* **WHAT IS EXPECTED**:
Spot every line with the word "name" and return it.

* **DATA SUPPLIED**:
BEGIN

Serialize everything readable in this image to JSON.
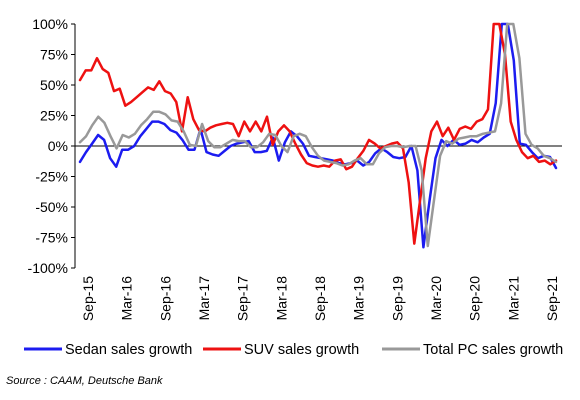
{
  "chart_data": {
    "type": "line",
    "ylim": [
      -100,
      100
    ],
    "y_ticks": [
      100,
      75,
      50,
      25,
      0,
      -25,
      -50,
      -75,
      -100
    ],
    "y_tick_labels": [
      "100%",
      "75%",
      "50%",
      "25%",
      "0%",
      "-25%",
      "-50%",
      "-75%",
      "-100%"
    ],
    "x_tick_labels": [
      "Sep-15",
      "Mar-16",
      "Sep-16",
      "Mar-17",
      "Sep-17",
      "Mar-18",
      "Sep-18",
      "Mar-19",
      "Sep-19",
      "Mar-20",
      "Sep-20",
      "Mar-21",
      "Sep-21"
    ],
    "x_start": "Sep-15",
    "x_end": "Sep-21",
    "series": [
      {
        "name": "Sedan sales growth",
        "color": "#1c1cf0",
        "values": [
          -13,
          -5,
          2,
          9,
          5,
          -10,
          -17,
          -3,
          -3,
          0,
          8,
          14,
          20,
          20,
          18,
          13,
          11,
          5,
          -3,
          -3,
          14,
          -5,
          -7,
          -8,
          -4,
          0,
          2,
          3,
          4,
          -5,
          -5,
          -4,
          7,
          -12,
          3,
          12,
          8,
          2,
          -8,
          -9,
          -10,
          -11,
          -12,
          -14,
          -15,
          -14,
          -12,
          -16,
          -13,
          -6,
          -2,
          -5,
          -9,
          -10,
          -9,
          0,
          -20,
          -83,
          -45,
          -10,
          5,
          0,
          5,
          1,
          2,
          5,
          3,
          7,
          10,
          35,
          100,
          100,
          70,
          2,
          1,
          -5,
          -10,
          -8,
          -9,
          -18
        ],
        "gaps": [
          [
            70,
            72
          ]
        ]
      },
      {
        "name": "SUV sales growth",
        "color": "#ee1111",
        "values": [
          54,
          62,
          62,
          72,
          63,
          60,
          45,
          47,
          33,
          36,
          40,
          44,
          48,
          46,
          53,
          45,
          43,
          36,
          12,
          40,
          22,
          13,
          12,
          15,
          17,
          18,
          19,
          18,
          8,
          20,
          12,
          20,
          12,
          24,
          1,
          12,
          17,
          12,
          2,
          -7,
          -14,
          -16,
          -17,
          -16,
          -17,
          -12,
          -11,
          -19,
          -17,
          -10,
          -4,
          5,
          2,
          -2,
          0,
          2,
          3,
          -2,
          -30,
          -80,
          -45,
          -10,
          12,
          20,
          8,
          15,
          5,
          14,
          16,
          14,
          20,
          22,
          30,
          100,
          100,
          75,
          20,
          5,
          -5,
          -10,
          -8,
          -13,
          -12,
          -15,
          -12
        ],
        "gaps": [
          [
            72,
            74
          ]
        ]
      },
      {
        "name": "Total PC sales growth",
        "color": "#999999",
        "values": [
          3,
          8,
          17,
          24,
          19,
          8,
          -2,
          9,
          7,
          10,
          17,
          22,
          28,
          28,
          26,
          21,
          20,
          12,
          1,
          0,
          18,
          4,
          -1,
          -1,
          2,
          5,
          4,
          4,
          -1,
          -1,
          3,
          10,
          9,
          0,
          -5,
          8,
          10,
          8,
          -1,
          -8,
          -12,
          -13,
          -14,
          -16,
          -15,
          -12,
          -10,
          -15,
          -15,
          -6,
          -1,
          0,
          0,
          -1,
          0,
          0,
          -20,
          -82,
          -45,
          -8,
          4,
          2,
          6,
          7,
          8,
          8,
          10,
          11,
          12,
          35,
          100,
          100,
          72,
          10,
          1,
          -2,
          -8,
          -10,
          -13
        ],
        "gaps": [
          [
            70,
            72
          ]
        ]
      }
    ],
    "legend_position": "bottom",
    "grid": false
  },
  "source_note": "Source : CAAM, Deutsche Bank"
}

END

* **EXERCISE OUTPUT**:
        "name": "Sedan sales growth",
        "name": "SUV sales growth",
        "name": "Total PC sales growth",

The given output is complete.